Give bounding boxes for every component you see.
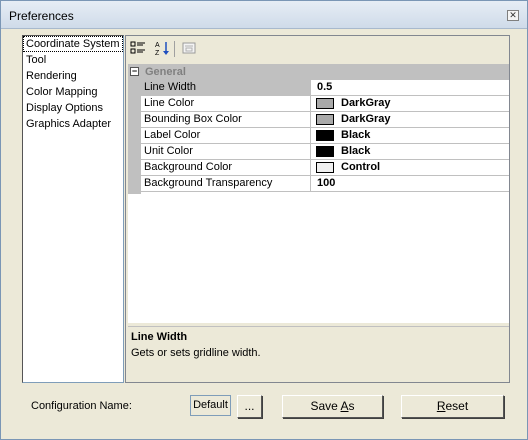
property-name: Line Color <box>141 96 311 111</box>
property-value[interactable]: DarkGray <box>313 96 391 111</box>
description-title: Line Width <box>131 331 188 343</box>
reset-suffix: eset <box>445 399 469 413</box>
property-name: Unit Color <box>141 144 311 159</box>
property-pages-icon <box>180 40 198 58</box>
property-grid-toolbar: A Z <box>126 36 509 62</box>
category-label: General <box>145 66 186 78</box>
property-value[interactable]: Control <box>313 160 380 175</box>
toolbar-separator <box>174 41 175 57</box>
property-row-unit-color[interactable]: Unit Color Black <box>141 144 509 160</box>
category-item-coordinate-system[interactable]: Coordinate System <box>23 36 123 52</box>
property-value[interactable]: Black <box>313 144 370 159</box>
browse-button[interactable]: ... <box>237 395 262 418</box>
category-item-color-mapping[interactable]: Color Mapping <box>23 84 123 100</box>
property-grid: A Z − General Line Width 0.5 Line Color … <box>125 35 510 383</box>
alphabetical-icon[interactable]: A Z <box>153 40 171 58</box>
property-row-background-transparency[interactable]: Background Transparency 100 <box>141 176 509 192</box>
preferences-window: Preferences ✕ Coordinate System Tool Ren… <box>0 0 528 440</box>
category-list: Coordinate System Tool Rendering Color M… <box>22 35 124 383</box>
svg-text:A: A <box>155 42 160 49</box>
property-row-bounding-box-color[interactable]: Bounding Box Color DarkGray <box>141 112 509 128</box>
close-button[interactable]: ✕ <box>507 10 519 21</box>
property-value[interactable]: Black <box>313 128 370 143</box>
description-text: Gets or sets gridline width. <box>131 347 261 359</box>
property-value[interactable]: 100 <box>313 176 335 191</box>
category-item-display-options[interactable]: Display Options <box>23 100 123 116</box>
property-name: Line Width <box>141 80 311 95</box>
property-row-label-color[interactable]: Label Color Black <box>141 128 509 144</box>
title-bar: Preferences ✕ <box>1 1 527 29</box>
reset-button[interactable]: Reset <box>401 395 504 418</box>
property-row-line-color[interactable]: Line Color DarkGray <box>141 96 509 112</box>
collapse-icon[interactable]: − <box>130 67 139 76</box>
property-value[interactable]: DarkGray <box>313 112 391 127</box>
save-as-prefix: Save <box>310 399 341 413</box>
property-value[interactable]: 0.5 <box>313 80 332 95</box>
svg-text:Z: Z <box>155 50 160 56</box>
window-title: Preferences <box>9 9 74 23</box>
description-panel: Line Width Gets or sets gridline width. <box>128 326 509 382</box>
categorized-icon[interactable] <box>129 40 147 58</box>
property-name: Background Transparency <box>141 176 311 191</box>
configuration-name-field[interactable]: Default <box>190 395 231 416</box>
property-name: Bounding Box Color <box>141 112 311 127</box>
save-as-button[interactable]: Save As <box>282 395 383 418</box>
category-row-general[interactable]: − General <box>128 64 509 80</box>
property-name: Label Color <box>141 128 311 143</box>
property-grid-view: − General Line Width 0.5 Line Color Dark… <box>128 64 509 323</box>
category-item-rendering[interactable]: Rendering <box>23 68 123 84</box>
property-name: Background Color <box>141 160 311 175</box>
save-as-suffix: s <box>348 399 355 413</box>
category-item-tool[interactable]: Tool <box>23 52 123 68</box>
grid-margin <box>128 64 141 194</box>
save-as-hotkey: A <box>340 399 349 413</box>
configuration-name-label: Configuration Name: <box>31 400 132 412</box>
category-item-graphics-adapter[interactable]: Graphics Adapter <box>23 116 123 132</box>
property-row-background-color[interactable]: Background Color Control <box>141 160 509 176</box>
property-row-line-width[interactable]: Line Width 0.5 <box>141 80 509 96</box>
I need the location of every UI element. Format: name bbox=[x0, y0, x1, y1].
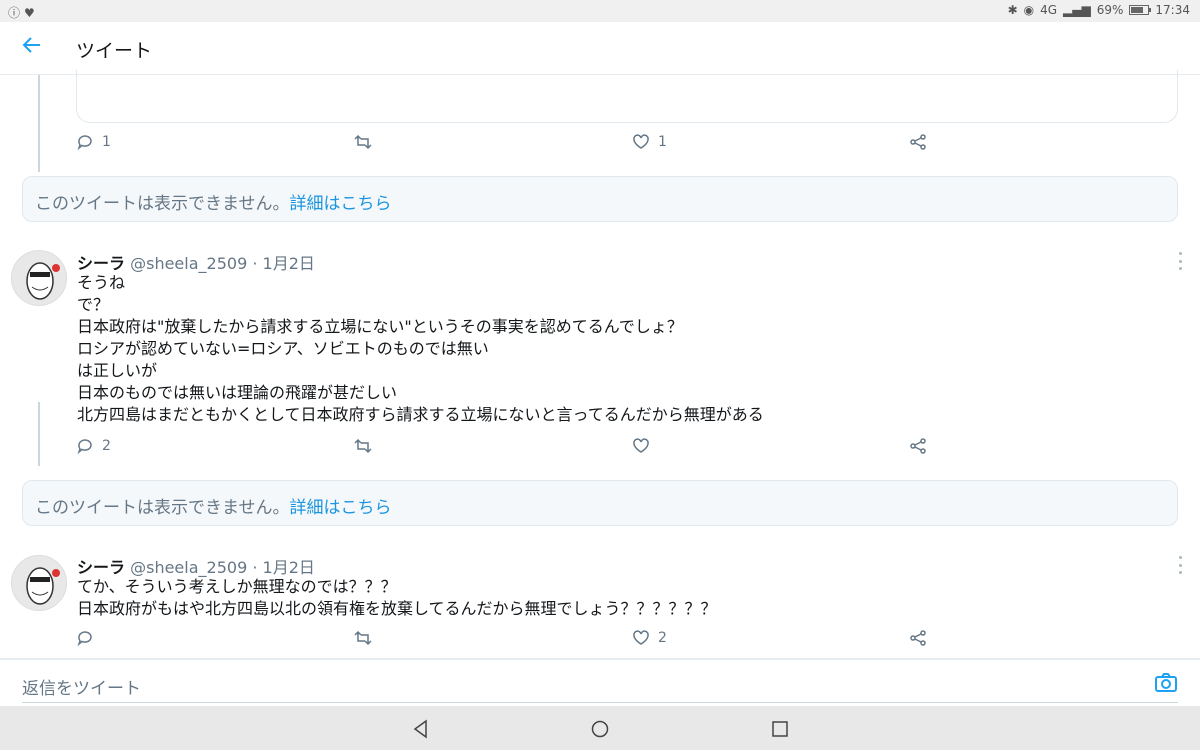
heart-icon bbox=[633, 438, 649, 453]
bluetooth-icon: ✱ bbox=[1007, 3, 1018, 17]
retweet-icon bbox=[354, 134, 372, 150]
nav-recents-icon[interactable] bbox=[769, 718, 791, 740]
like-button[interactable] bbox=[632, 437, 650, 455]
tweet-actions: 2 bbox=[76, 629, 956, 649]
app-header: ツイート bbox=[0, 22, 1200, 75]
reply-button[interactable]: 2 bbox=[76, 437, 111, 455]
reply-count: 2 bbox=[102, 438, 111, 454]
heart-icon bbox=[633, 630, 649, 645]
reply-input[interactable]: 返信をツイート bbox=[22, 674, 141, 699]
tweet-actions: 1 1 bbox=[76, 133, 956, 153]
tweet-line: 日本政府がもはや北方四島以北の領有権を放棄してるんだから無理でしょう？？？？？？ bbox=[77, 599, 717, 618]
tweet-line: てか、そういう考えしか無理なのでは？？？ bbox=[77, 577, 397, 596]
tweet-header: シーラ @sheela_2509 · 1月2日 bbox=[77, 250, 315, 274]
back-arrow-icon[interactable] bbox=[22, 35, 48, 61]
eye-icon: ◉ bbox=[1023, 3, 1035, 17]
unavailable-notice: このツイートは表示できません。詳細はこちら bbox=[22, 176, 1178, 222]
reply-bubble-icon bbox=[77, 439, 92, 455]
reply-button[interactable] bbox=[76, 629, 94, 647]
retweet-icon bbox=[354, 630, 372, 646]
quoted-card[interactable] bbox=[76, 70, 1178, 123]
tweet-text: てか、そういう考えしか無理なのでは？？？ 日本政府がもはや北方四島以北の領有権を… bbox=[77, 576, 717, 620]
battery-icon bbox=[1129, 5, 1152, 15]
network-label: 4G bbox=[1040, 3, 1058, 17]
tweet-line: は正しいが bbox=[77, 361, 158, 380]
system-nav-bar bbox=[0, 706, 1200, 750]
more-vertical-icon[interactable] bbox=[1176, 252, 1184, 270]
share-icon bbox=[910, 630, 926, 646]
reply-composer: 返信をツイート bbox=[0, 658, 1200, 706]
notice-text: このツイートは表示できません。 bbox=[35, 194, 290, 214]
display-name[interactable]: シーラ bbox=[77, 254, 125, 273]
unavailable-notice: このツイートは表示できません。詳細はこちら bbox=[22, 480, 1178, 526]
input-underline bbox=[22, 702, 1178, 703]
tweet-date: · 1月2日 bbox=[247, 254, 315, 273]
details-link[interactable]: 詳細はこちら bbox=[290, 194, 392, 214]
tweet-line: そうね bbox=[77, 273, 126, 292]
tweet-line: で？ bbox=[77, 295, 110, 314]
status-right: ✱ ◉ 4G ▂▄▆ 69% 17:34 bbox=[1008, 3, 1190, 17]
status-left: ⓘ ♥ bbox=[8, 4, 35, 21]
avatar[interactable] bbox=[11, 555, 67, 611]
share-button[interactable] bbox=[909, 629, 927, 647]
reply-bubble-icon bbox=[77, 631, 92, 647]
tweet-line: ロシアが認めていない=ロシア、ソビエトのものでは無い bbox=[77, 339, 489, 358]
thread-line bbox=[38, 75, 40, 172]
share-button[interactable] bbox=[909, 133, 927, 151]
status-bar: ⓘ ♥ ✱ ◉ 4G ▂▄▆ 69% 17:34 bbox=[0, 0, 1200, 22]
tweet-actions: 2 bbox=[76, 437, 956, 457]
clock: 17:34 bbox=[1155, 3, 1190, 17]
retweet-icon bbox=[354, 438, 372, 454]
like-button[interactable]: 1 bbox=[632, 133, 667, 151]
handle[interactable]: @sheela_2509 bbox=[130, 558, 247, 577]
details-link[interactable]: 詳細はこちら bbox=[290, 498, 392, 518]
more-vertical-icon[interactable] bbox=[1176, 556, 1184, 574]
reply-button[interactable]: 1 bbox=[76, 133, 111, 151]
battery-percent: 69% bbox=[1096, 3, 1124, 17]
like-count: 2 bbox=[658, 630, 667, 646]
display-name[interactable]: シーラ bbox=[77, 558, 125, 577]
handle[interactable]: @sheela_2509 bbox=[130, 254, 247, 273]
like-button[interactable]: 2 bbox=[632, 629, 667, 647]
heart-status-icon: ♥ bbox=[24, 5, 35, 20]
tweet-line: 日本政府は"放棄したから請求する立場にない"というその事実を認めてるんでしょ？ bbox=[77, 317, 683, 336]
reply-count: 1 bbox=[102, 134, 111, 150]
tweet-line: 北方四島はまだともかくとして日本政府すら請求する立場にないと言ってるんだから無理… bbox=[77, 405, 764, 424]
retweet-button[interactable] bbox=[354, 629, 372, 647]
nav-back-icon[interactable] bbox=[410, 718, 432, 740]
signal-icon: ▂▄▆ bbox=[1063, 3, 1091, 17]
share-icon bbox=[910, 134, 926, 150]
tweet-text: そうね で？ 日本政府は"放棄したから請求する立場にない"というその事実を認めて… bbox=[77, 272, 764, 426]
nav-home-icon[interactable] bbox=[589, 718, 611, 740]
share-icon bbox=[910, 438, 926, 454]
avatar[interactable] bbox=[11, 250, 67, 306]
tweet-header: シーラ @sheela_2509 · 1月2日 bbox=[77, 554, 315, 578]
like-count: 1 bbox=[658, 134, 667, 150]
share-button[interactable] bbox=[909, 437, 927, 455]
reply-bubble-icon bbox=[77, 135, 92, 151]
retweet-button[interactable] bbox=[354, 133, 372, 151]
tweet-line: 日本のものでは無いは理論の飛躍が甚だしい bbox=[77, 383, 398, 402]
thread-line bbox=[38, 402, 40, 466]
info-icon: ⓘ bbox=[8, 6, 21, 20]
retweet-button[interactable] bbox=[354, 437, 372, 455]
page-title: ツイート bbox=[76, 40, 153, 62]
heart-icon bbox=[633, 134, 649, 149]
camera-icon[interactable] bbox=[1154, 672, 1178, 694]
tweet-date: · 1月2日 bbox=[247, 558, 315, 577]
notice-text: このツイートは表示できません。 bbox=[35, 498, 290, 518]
+===+
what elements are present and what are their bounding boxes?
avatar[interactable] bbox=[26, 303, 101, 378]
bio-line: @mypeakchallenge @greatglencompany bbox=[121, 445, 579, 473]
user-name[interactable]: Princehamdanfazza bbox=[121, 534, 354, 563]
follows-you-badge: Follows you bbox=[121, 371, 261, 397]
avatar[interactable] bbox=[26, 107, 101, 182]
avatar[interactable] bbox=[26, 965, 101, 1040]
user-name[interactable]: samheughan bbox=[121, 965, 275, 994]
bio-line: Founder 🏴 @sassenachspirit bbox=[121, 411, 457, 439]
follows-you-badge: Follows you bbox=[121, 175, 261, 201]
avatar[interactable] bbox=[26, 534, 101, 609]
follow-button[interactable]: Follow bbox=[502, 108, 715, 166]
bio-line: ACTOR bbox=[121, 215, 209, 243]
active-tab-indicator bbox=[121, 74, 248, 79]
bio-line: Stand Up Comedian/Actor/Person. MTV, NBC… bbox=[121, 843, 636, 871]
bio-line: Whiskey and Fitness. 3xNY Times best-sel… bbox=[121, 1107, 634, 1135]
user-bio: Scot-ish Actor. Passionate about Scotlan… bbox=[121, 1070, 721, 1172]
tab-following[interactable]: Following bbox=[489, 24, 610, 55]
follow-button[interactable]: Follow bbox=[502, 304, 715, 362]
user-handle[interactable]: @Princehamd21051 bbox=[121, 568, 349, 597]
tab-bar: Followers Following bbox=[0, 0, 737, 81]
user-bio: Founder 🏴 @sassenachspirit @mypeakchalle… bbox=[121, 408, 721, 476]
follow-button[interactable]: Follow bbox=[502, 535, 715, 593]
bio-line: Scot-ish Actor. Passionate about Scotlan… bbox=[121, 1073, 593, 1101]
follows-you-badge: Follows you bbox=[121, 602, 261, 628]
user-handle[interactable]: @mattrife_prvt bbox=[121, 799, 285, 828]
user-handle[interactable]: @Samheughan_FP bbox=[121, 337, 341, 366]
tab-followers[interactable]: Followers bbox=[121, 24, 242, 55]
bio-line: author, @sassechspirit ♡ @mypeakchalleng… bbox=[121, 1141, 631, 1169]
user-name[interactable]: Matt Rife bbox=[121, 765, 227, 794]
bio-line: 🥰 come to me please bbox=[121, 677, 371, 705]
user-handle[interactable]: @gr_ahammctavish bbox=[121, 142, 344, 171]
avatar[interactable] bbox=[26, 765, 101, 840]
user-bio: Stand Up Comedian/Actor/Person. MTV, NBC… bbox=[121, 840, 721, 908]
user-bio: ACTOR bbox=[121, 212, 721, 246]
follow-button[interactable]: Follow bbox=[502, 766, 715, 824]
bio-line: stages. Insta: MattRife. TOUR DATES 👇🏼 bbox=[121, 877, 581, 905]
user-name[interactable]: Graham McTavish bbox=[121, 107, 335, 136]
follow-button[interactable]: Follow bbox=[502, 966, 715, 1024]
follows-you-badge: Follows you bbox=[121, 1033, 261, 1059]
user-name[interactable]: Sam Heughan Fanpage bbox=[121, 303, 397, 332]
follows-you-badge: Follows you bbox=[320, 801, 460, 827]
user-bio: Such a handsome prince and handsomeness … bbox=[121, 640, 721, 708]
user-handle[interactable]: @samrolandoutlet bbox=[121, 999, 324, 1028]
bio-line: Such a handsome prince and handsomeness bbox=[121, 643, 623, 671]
+===+
* [WHAT TO PRODUCE] Copy out the rows that run from the line containing "what elements are" through the line containing "user-bio: Scot-ish Actor.", both included, without altering them.

* [ANSWER BELOW]
what elements are present and what are their bounding boxes?
avatar[interactable] bbox=[26, 303, 101, 378]
bio-line: @mypeakchallenge @greatglencompany bbox=[121, 445, 579, 473]
user-name[interactable]: Princehamdanfazza bbox=[121, 534, 354, 563]
follows-you-badge: Follows you bbox=[121, 371, 261, 397]
avatar[interactable] bbox=[26, 107, 101, 182]
avatar[interactable] bbox=[26, 965, 101, 1040]
user-name[interactable]: samheughan bbox=[121, 965, 275, 994]
bio-line: Founder 🏴 @sassenachspirit bbox=[121, 411, 457, 439]
follows-you-badge: Follows you bbox=[121, 175, 261, 201]
avatar[interactable] bbox=[26, 534, 101, 609]
follow-button[interactable]: Follow bbox=[502, 108, 715, 166]
bio-line: ACTOR bbox=[121, 215, 209, 243]
active-tab-indicator bbox=[121, 74, 248, 79]
bio-line: Stand Up Comedian/Actor/Person. MTV, NBC… bbox=[121, 843, 636, 871]
bio-line: Whiskey and Fitness. 3xNY Times best-sel… bbox=[121, 1107, 634, 1135]
user-bio: Scot-ish Actor. Passionate about Scotlan… bbox=[121, 1070, 721, 1172]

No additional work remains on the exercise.